--- START OF EXTRACTED ENTRIES ---

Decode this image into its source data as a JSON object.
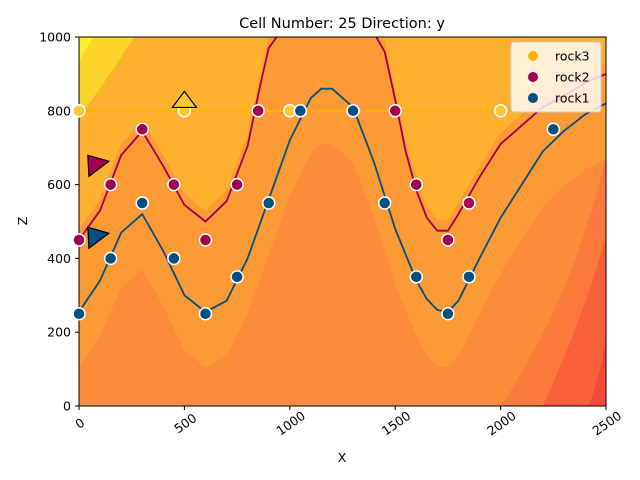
{
  "chart_data": {
    "type": "contour",
    "title": "Cell Number: 25 Direction: y",
    "xlabel": "X",
    "ylabel": "Z",
    "xlim": [
      0,
      2500
    ],
    "ylim": [
      0,
      1000
    ],
    "xticks": [
      0,
      500,
      1000,
      1500,
      2000,
      2500
    ],
    "yticks": [
      0,
      200,
      400,
      600,
      800,
      1000
    ],
    "legend_position": "top-right",
    "series": [
      {
        "name": "rock3",
        "color": "#ffb300",
        "surface_points": [
          [
            0,
            800
          ],
          [
            500,
            800
          ],
          [
            1000,
            800
          ],
          [
            2000,
            800
          ]
        ],
        "orientation_points": [
          [
            500,
            820
          ]
        ]
      },
      {
        "name": "rock2",
        "color": "#a0004f",
        "surface_points": [
          [
            0,
            450
          ],
          [
            150,
            600
          ],
          [
            300,
            750
          ],
          [
            450,
            600
          ],
          [
            600,
            450
          ],
          [
            750,
            600
          ],
          [
            850,
            800
          ],
          [
            1500,
            800
          ],
          [
            1600,
            600
          ],
          [
            1750,
            450
          ],
          [
            1850,
            550
          ]
        ],
        "orientation_points": [
          [
            80,
            655
          ]
        ]
      },
      {
        "name": "rock1",
        "color": "#005082",
        "surface_points": [
          [
            0,
            250
          ],
          [
            150,
            400
          ],
          [
            300,
            550
          ],
          [
            450,
            400
          ],
          [
            600,
            250
          ],
          [
            750,
            350
          ],
          [
            900,
            550
          ],
          [
            1050,
            800
          ],
          [
            1300,
            800
          ],
          [
            1450,
            550
          ],
          [
            1600,
            350
          ],
          [
            1750,
            250
          ],
          [
            1850,
            350
          ],
          [
            2250,
            750
          ]
        ],
        "orientation_points": [
          [
            80,
            460
          ]
        ]
      }
    ],
    "boundary_curves": [
      {
        "name": "rock2-boundary",
        "color": "#a0004f",
        "x": [
          0,
          100,
          200,
          300,
          400,
          500,
          600,
          700,
          800,
          860,
          900,
          950,
          1000,
          1100,
          1200,
          1300,
          1400,
          1450,
          1500,
          1550,
          1600,
          1650,
          1700,
          1750,
          1800,
          1900,
          2000,
          2100,
          2200,
          2300,
          2400,
          2500
        ],
        "y": [
          450,
          530,
          680,
          745,
          650,
          545,
          500,
          555,
          705,
          870,
          970,
          1010,
          1010,
          1010,
          1010,
          1010,
          1010,
          960,
          830,
          690,
          585,
          510,
          475,
          475,
          520,
          620,
          710,
          760,
          810,
          840,
          875,
          900
        ]
      },
      {
        "name": "rock1-boundary",
        "color": "#005082",
        "x": [
          0,
          100,
          200,
          300,
          400,
          500,
          600,
          700,
          800,
          900,
          1000,
          1100,
          1150,
          1200,
          1300,
          1400,
          1500,
          1600,
          1650,
          1700,
          1750,
          1800,
          1900,
          2000,
          2100,
          2200,
          2300,
          2400,
          2500
        ],
        "y": [
          255,
          340,
          470,
          520,
          420,
          300,
          255,
          285,
          400,
          560,
          720,
          835,
          860,
          860,
          810,
          660,
          480,
          340,
          290,
          260,
          255,
          285,
          400,
          510,
          600,
          690,
          745,
          790,
          820
        ]
      }
    ]
  }
}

--- END OF EXTRACTED ENTRIES ---

• **TO BE DONE**: Copy out the entries verbatim and leave the images out.

• **THE COMPLETED TASK**:
Decode this image into its source data as a JSON object.
{
  "chart_data": {
    "type": "contour",
    "title": "Cell Number: 25 Direction: y",
    "xlabel": "X",
    "ylabel": "Z",
    "xlim": [
      0,
      2500
    ],
    "ylim": [
      0,
      1000
    ],
    "xticks": [
      0,
      500,
      1000,
      1500,
      2000,
      2500
    ],
    "yticks": [
      0,
      200,
      400,
      600,
      800,
      1000
    ],
    "legend_position": "top-right",
    "series": [
      {
        "name": "rock3",
        "color": "#ffb300",
        "surface_points": [
          [
            0,
            800
          ],
          [
            500,
            800
          ],
          [
            1000,
            800
          ],
          [
            2000,
            800
          ]
        ],
        "orientation_points": [
          [
            500,
            820
          ]
        ]
      },
      {
        "name": "rock2",
        "color": "#a0004f",
        "surface_points": [
          [
            0,
            450
          ],
          [
            150,
            600
          ],
          [
            300,
            750
          ],
          [
            450,
            600
          ],
          [
            600,
            450
          ],
          [
            750,
            600
          ],
          [
            850,
            800
          ],
          [
            1500,
            800
          ],
          [
            1600,
            600
          ],
          [
            1750,
            450
          ],
          [
            1850,
            550
          ]
        ],
        "orientation_points": [
          [
            80,
            655
          ]
        ]
      },
      {
        "name": "rock1",
        "color": "#005082",
        "surface_points": [
          [
            0,
            250
          ],
          [
            150,
            400
          ],
          [
            300,
            550
          ],
          [
            450,
            400
          ],
          [
            600,
            250
          ],
          [
            750,
            350
          ],
          [
            900,
            550
          ],
          [
            1050,
            800
          ],
          [
            1300,
            800
          ],
          [
            1450,
            550
          ],
          [
            1600,
            350
          ],
          [
            1750,
            250
          ],
          [
            1850,
            350
          ],
          [
            2250,
            750
          ]
        ],
        "orientation_points": [
          [
            80,
            460
          ]
        ]
      }
    ],
    "boundary_curves": [
      {
        "name": "rock2-boundary",
        "color": "#a0004f",
        "x": [
          0,
          100,
          200,
          300,
          400,
          500,
          600,
          700,
          800,
          860,
          900,
          950,
          1000,
          1100,
          1200,
          1300,
          1400,
          1450,
          1500,
          1550,
          1600,
          1650,
          1700,
          1750,
          1800,
          1900,
          2000,
          2100,
          2200,
          2300,
          2400,
          2500
        ],
        "y": [
          450,
          530,
          680,
          745,
          650,
          545,
          500,
          555,
          705,
          870,
          970,
          1010,
          1010,
          1010,
          1010,
          1010,
          1010,
          960,
          830,
          690,
          585,
          510,
          475,
          475,
          520,
          620,
          710,
          760,
          810,
          840,
          875,
          900
        ]
      },
      {
        "name": "rock1-boundary",
        "color": "#005082",
        "x": [
          0,
          100,
          200,
          300,
          400,
          500,
          600,
          700,
          800,
          900,
          1000,
          1100,
          1150,
          1200,
          1300,
          1400,
          1500,
          1600,
          1650,
          1700,
          1750,
          1800,
          1900,
          2000,
          2100,
          2200,
          2300,
          2400,
          2500
        ],
        "y": [
          255,
          340,
          470,
          520,
          420,
          300,
          255,
          285,
          400,
          560,
          720,
          835,
          860,
          860,
          810,
          660,
          480,
          340,
          290,
          260,
          255,
          285,
          400,
          510,
          600,
          690,
          745,
          790,
          820
        ]
      }
    ]
  }
}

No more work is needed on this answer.